_What to produce_
Below are some records; find each line that carries the word "likely" and copy it.

(Document page entries with text)
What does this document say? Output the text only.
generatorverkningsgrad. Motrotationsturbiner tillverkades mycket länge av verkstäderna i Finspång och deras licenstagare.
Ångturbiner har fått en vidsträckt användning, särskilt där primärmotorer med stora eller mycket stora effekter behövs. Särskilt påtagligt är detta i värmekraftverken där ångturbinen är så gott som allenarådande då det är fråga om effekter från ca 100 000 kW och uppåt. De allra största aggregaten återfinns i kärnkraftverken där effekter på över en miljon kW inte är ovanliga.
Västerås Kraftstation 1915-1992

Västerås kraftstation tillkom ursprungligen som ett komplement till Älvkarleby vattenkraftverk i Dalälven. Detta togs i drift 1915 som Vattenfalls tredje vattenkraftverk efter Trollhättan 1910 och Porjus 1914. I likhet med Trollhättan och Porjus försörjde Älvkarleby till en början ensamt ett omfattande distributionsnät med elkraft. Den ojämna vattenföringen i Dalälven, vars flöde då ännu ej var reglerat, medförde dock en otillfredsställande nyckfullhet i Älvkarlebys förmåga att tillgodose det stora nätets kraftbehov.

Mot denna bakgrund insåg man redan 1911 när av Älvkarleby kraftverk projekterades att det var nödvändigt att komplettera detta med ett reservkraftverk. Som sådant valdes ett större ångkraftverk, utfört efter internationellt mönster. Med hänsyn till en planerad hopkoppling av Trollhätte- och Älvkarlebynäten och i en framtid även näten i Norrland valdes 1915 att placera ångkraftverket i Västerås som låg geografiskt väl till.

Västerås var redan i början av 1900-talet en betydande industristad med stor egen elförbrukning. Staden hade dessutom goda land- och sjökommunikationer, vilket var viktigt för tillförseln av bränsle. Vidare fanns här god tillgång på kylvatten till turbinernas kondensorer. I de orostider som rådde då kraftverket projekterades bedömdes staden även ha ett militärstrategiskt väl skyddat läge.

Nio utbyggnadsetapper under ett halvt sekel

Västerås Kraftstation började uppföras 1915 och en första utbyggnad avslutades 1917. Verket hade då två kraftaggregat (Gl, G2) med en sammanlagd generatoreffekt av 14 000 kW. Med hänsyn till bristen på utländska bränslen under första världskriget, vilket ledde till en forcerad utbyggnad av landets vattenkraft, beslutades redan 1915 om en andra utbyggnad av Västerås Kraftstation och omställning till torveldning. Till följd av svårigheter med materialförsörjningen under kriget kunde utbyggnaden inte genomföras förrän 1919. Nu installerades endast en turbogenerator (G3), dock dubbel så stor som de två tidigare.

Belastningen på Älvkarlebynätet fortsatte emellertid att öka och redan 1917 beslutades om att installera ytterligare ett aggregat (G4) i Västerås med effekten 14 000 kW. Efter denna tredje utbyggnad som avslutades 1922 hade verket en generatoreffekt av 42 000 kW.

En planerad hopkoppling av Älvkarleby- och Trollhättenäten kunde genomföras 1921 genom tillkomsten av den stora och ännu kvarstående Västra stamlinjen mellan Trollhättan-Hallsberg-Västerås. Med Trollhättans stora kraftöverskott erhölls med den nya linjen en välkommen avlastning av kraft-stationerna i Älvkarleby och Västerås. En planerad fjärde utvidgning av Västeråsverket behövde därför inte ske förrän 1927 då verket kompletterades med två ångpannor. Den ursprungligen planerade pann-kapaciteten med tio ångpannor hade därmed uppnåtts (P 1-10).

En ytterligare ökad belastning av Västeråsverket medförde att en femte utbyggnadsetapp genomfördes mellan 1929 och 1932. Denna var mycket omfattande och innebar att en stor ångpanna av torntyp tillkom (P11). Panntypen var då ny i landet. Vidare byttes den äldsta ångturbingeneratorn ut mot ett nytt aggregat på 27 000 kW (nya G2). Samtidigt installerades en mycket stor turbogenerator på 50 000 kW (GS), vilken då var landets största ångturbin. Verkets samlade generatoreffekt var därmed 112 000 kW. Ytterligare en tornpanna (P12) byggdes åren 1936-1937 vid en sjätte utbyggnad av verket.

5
==
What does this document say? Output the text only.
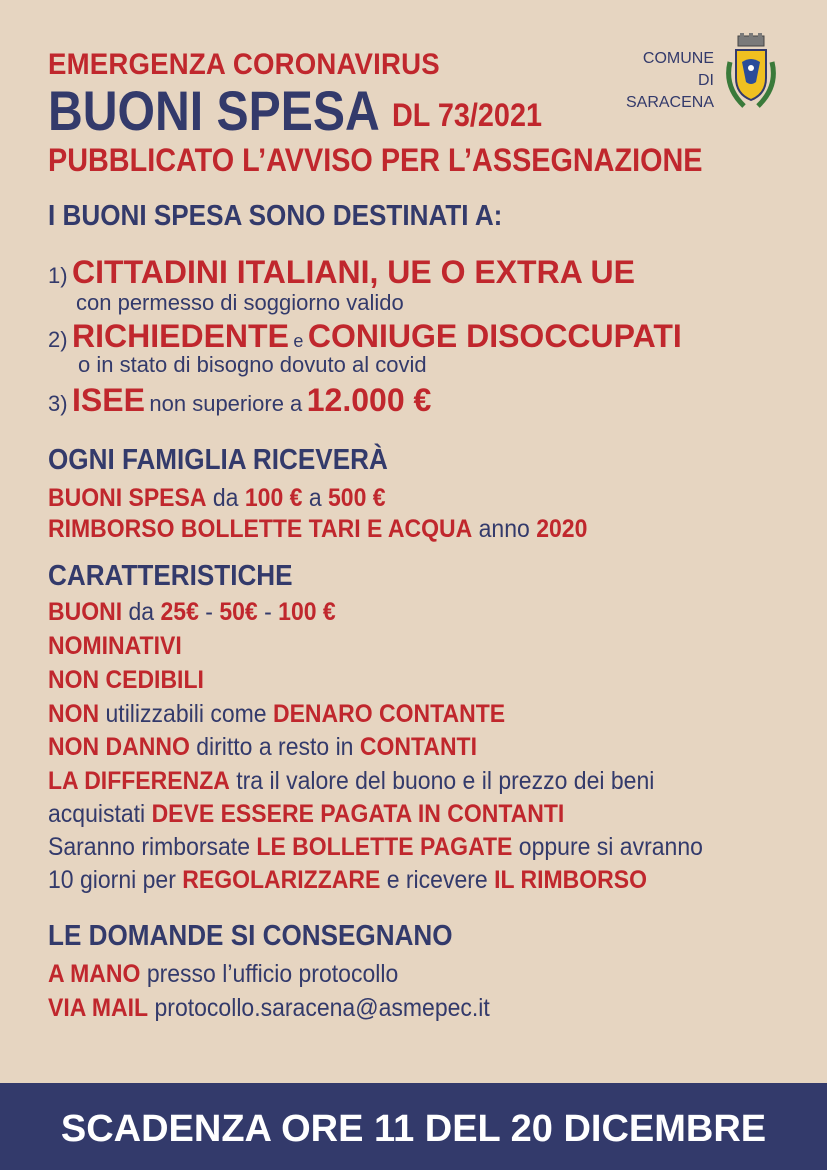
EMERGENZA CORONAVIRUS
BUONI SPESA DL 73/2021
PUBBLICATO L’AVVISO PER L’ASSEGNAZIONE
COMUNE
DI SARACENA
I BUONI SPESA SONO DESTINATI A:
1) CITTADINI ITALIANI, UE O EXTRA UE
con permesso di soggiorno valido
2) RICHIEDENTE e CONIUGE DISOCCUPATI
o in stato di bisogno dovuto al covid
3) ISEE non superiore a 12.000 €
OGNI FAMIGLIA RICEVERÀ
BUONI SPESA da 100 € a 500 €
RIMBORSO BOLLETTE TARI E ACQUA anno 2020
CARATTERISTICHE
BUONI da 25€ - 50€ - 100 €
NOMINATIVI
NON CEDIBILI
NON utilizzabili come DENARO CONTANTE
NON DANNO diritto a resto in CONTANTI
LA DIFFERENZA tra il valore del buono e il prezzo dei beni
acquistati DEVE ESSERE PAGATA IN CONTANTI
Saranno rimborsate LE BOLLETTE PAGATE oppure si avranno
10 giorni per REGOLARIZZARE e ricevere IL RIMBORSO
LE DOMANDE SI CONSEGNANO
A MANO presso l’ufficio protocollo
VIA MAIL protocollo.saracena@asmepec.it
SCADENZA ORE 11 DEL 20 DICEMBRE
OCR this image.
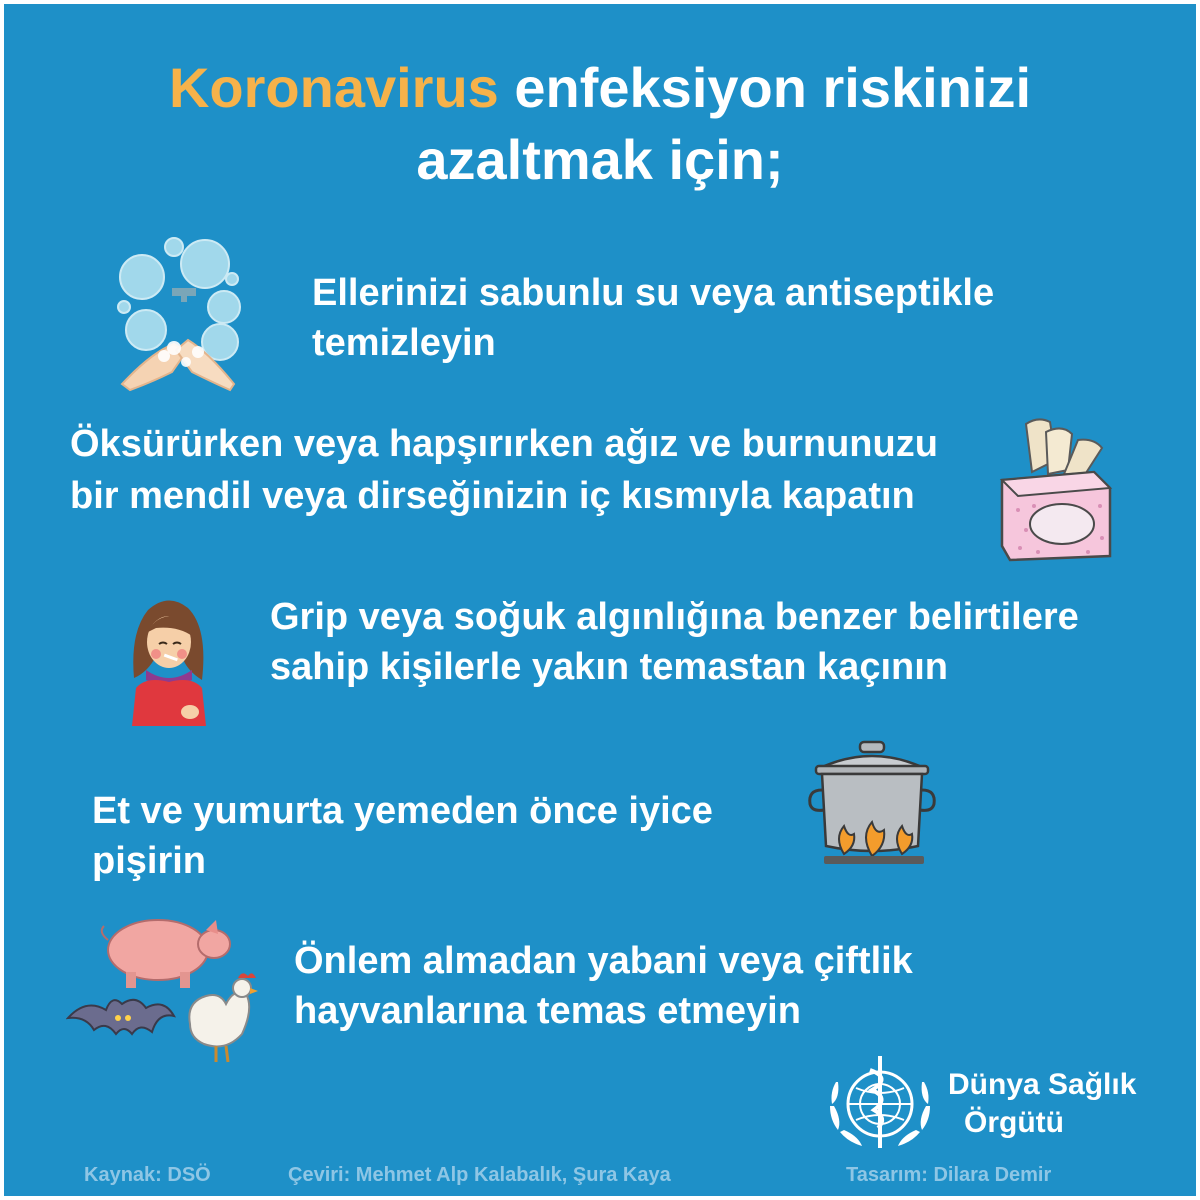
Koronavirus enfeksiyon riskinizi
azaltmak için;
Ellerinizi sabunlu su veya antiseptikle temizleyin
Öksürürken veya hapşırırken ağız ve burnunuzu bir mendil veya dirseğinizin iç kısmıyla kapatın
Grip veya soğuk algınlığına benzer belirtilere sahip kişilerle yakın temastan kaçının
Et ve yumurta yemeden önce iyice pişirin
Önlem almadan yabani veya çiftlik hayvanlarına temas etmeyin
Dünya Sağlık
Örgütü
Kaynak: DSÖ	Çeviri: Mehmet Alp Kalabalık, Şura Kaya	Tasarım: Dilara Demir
==
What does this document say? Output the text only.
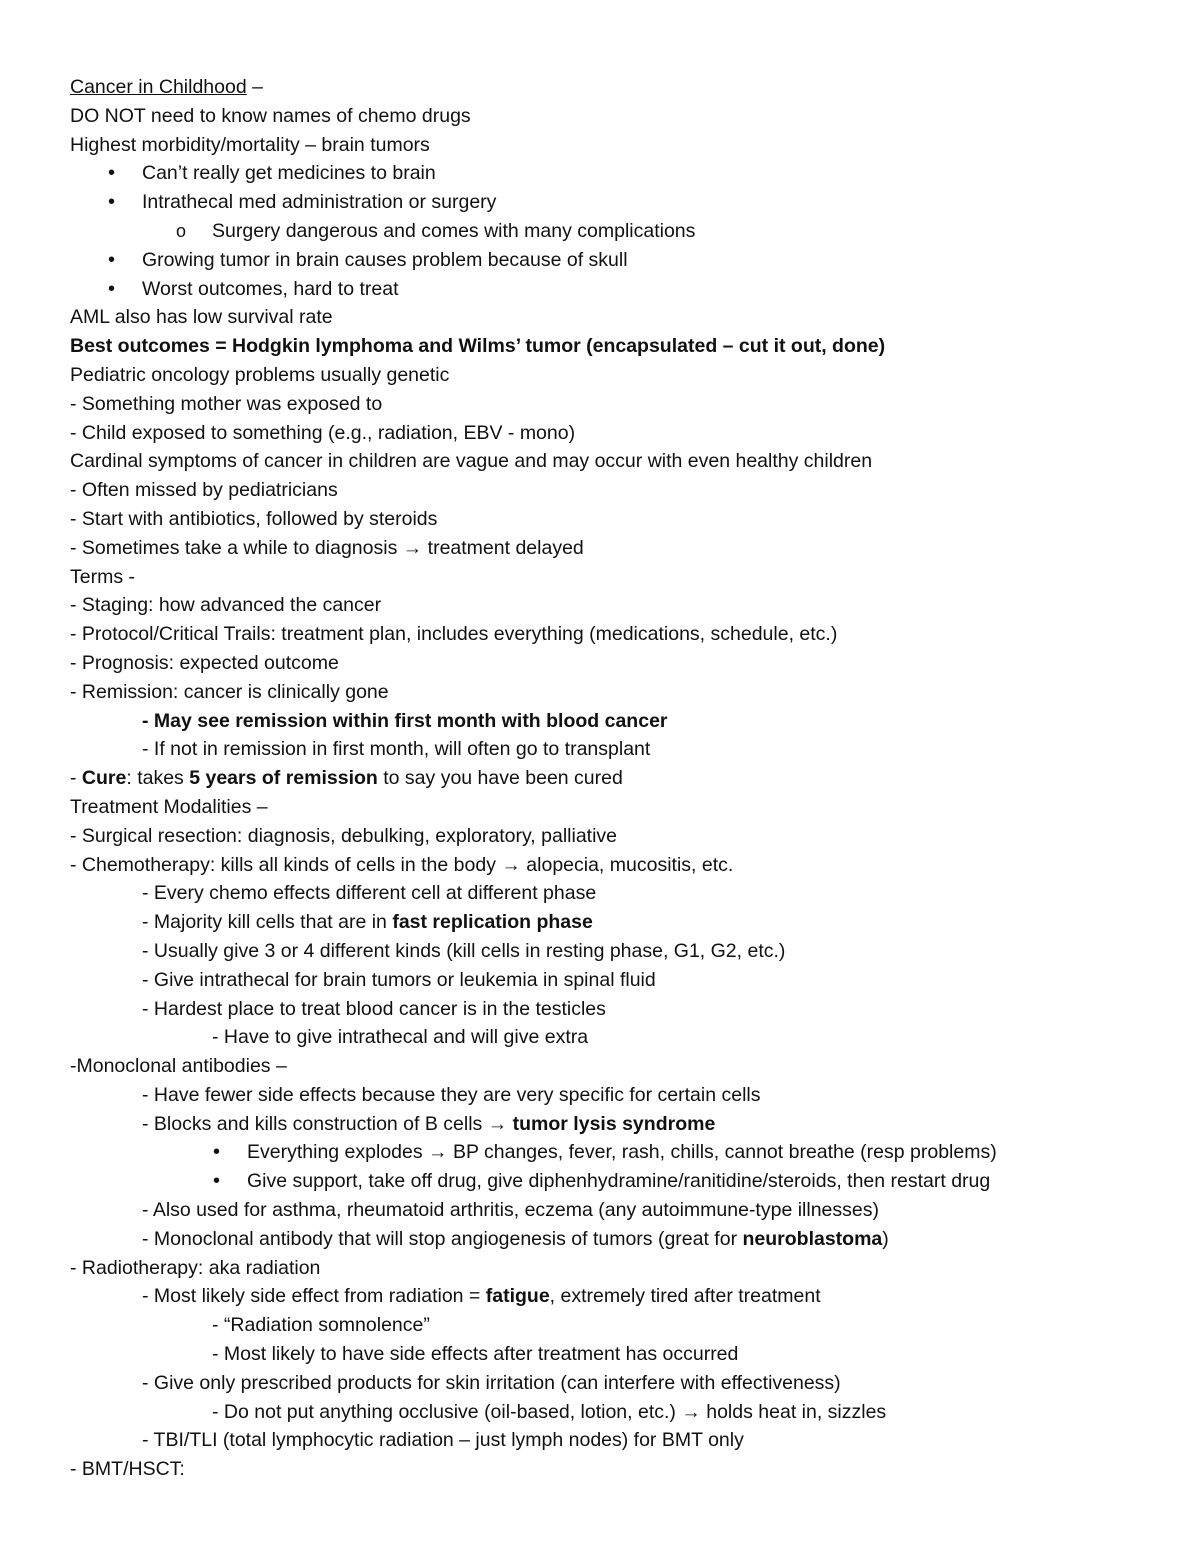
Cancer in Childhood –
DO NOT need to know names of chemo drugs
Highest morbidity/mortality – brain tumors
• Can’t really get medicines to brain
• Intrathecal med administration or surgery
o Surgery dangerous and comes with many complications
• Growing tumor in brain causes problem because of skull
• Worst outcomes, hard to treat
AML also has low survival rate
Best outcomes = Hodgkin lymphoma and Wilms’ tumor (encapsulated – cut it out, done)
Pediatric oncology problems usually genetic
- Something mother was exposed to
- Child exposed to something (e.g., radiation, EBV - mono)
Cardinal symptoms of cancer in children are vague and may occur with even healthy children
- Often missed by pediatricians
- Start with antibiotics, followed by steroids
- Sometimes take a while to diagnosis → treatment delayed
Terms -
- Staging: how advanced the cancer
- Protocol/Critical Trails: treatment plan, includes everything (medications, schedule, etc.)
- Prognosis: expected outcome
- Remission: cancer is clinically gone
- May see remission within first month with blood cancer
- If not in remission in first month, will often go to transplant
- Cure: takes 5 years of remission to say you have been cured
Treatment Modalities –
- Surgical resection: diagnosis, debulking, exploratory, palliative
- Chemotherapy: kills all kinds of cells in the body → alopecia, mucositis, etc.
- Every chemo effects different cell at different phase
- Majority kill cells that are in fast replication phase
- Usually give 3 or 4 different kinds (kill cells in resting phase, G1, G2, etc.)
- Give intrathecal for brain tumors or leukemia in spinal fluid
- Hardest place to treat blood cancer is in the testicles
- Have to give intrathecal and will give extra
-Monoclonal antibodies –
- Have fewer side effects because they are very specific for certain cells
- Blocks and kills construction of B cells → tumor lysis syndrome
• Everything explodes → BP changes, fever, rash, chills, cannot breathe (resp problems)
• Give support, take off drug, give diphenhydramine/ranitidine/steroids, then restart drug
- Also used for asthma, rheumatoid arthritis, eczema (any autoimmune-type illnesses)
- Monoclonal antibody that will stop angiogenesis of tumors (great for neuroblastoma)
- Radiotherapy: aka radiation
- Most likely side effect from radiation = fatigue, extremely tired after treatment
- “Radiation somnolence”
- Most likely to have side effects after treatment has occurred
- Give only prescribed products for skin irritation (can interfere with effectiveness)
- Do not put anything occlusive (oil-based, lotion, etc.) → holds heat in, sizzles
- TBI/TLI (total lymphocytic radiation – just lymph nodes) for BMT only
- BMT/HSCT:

_Answer to this exercise_
- Most likely side effect from radiation = fatigue, extremely tired after treatment
- Most likely to have side effects after treatment has occurred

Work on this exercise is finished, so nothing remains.